[Items from a dataset]
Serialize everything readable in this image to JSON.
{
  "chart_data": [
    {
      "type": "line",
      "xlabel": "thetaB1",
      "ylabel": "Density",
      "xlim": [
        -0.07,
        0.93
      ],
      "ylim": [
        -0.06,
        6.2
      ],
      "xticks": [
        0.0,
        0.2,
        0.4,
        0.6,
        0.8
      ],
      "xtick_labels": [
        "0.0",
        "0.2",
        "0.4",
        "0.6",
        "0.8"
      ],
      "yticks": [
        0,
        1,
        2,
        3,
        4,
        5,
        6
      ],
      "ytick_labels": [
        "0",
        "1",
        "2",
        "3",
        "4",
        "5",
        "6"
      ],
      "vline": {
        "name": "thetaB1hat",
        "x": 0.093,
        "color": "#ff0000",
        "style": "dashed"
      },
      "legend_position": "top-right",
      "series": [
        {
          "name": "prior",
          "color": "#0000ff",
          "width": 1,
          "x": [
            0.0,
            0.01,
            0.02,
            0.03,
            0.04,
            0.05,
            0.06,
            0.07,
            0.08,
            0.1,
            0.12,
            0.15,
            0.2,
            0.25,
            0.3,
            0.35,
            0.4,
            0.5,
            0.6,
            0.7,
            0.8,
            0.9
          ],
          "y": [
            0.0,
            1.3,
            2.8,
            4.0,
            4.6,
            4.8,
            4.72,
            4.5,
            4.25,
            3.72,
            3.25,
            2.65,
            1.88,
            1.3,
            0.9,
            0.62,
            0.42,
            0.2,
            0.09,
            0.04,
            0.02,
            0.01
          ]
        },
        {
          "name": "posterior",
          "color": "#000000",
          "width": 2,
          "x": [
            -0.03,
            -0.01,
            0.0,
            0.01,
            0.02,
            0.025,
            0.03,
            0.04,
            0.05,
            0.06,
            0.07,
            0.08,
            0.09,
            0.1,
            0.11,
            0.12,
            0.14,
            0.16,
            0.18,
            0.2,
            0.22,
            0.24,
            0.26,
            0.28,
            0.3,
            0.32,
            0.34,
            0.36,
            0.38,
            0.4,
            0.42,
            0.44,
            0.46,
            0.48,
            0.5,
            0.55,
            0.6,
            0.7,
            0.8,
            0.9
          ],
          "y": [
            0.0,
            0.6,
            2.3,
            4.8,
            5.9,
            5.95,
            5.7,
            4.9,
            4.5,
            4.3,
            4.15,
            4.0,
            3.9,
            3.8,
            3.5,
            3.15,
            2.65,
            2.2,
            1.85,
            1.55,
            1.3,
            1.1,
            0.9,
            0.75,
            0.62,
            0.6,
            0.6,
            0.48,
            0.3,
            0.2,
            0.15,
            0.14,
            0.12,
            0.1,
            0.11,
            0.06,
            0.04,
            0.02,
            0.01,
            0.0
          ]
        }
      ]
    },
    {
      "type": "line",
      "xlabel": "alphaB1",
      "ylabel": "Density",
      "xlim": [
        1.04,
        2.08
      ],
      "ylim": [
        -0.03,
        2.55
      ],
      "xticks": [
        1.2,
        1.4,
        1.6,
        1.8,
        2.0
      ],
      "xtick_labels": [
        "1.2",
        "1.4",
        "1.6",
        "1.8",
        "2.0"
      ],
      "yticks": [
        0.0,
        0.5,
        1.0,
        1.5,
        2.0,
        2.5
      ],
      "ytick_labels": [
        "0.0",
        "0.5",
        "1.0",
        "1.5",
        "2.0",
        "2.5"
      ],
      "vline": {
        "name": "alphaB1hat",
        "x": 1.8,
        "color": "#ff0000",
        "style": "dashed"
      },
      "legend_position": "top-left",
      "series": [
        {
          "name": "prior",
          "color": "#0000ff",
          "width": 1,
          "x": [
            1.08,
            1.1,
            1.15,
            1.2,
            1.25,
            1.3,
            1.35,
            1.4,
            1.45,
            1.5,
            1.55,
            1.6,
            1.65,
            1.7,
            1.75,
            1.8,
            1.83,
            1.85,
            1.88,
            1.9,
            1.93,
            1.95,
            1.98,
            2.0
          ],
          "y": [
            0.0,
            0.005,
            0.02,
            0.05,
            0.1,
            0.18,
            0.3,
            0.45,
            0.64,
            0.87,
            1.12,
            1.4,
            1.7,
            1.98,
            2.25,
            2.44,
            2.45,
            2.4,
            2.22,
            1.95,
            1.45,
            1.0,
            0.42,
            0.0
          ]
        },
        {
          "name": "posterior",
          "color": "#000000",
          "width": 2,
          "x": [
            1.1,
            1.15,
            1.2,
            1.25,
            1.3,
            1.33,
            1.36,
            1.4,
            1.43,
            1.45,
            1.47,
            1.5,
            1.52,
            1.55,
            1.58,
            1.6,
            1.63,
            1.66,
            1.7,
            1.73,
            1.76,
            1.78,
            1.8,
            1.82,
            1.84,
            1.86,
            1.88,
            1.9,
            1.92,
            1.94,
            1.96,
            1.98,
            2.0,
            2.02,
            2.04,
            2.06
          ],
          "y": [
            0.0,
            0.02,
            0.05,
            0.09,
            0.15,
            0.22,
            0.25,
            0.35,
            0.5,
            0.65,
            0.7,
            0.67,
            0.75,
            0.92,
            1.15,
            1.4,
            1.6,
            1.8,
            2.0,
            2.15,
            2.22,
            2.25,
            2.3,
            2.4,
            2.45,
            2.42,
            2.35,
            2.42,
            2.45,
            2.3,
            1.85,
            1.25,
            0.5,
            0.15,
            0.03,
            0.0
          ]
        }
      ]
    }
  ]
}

**WRITTEN REQUEST:** Please set down the whole listing above without altering a single line.

**WORKED ANSWER:**
Serialize everything readable in this image to JSON.
{
  "chart_data": [
    {
      "type": "line",
      "xlabel": "thetaB1",
      "ylabel": "Density",
      "xlim": [
        -0.07,
        0.93
      ],
      "ylim": [
        -0.06,
        6.2
      ],
      "xticks": [
        0.0,
        0.2,
        0.4,
        0.6,
        0.8
      ],
      "xtick_labels": [
        "0.0",
        "0.2",
        "0.4",
        "0.6",
        "0.8"
      ],
      "yticks": [
        0,
        1,
        2,
        3,
        4,
        5,
        6
      ],
      "ytick_labels": [
        "0",
        "1",
        "2",
        "3",
        "4",
        "5",
        "6"
      ],
      "vline": {
        "name": "thetaB1hat",
        "x": 0.093,
        "color": "#ff0000",
        "style": "dashed"
      },
      "legend_position": "top-right",
      "series": [
        {
          "name": "prior",
          "color": "#0000ff",
          "width": 1,
          "x": [
            0.0,
            0.01,
            0.02,
            0.03,
            0.04,
            0.05,
            0.06,
            0.07,
            0.08,
            0.1,
            0.12,
            0.15,
            0.2,
            0.25,
            0.3,
            0.35,
            0.4,
            0.5,
            0.6,
            0.7,
            0.8,
            0.9
          ],
          "y": [
            0.0,
            1.3,
            2.8,
            4.0,
            4.6,
            4.8,
            4.72,
            4.5,
            4.25,
            3.72,
            3.25,
            2.65,
            1.88,
            1.3,
            0.9,
            0.62,
            0.42,
            0.2,
            0.09,
            0.04,
            0.02,
            0.01
          ]
        },
        {
          "name": "posterior",
          "color": "#000000",
          "width": 2,
          "x": [
            -0.03,
            -0.01,
            0.0,
            0.01,
            0.02,
            0.025,
            0.03,
            0.04,
            0.05,
            0.06,
            0.07,
            0.08,
            0.09,
            0.1,
            0.11,
            0.12,
            0.14,
            0.16,
            0.18,
            0.2,
            0.22,
            0.24,
            0.26,
            0.28,
            0.3,
            0.32,
            0.34,
            0.36,
            0.38,
            0.4,
            0.42,
            0.44,
            0.46,
            0.48,
            0.5,
            0.55,
            0.6,
            0.7,
            0.8,
            0.9
          ],
          "y": [
            0.0,
            0.6,
            2.3,
            4.8,
            5.9,
            5.95,
            5.7,
            4.9,
            4.5,
            4.3,
            4.15,
            4.0,
            3.9,
            3.8,
            3.5,
            3.15,
            2.65,
            2.2,
            1.85,
            1.55,
            1.3,
            1.1,
            0.9,
            0.75,
            0.62,
            0.6,
            0.6,
            0.48,
            0.3,
            0.2,
            0.15,
            0.14,
            0.12,
            0.1,
            0.11,
            0.06,
            0.04,
            0.02,
            0.01,
            0.0
          ]
        }
      ]
    },
    {
      "type": "line",
      "xlabel": "alphaB1",
      "ylabel": "Density",
      "xlim": [
        1.04,
        2.08
      ],
      "ylim": [
        -0.03,
        2.55
      ],
      "xticks": [
        1.2,
        1.4,
        1.6,
        1.8,
        2.0
      ],
      "xtick_labels": [
        "1.2",
        "1.4",
        "1.6",
        "1.8",
        "2.0"
      ],
      "yticks": [
        0.0,
        0.5,
        1.0,
        1.5,
        2.0,
        2.5
      ],
      "ytick_labels": [
        "0.0",
        "0.5",
        "1.0",
        "1.5",
        "2.0",
        "2.5"
      ],
      "vline": {
        "name": "alphaB1hat",
        "x": 1.8,
        "color": "#ff0000",
        "style": "dashed"
      },
      "legend_position": "top-left",
      "series": [
        {
          "name": "prior",
          "color": "#0000ff",
          "width": 1,
          "x": [
            1.08,
            1.1,
            1.15,
            1.2,
            1.25,
            1.3,
            1.35,
            1.4,
            1.45,
            1.5,
            1.55,
            1.6,
            1.65,
            1.7,
            1.75,
            1.8,
            1.83,
            1.85,
            1.88,
            1.9,
            1.93,
            1.95,
            1.98,
            2.0
          ],
          "y": [
            0.0,
            0.005,
            0.02,
            0.05,
            0.1,
            0.18,
            0.3,
            0.45,
            0.64,
            0.87,
            1.12,
            1.4,
            1.7,
            1.98,
            2.25,
            2.44,
            2.45,
            2.4,
            2.22,
            1.95,
            1.45,
            1.0,
            0.42,
            0.0
          ]
        },
        {
          "name": "posterior",
          "color": "#000000",
          "width": 2,
          "x": [
            1.1,
            1.15,
            1.2,
            1.25,
            1.3,
            1.33,
            1.36,
            1.4,
            1.43,
            1.45,
            1.47,
            1.5,
            1.52,
            1.55,
            1.58,
            1.6,
            1.63,
            1.66,
            1.7,
            1.73,
            1.76,
            1.78,
            1.8,
            1.82,
            1.84,
            1.86,
            1.88,
            1.9,
            1.92,
            1.94,
            1.96,
            1.98,
            2.0,
            2.02,
            2.04,
            2.06
          ],
          "y": [
            0.0,
            0.02,
            0.05,
            0.09,
            0.15,
            0.22,
            0.25,
            0.35,
            0.5,
            0.65,
            0.7,
            0.67,
            0.75,
            0.92,
            1.15,
            1.4,
            1.6,
            1.8,
            2.0,
            2.15,
            2.22,
            2.25,
            2.3,
            2.4,
            2.45,
            2.42,
            2.35,
            2.42,
            2.45,
            2.3,
            1.85,
            1.25,
            0.5,
            0.15,
            0.03,
            0.0
          ]
        }
      ]
    }
  ]
}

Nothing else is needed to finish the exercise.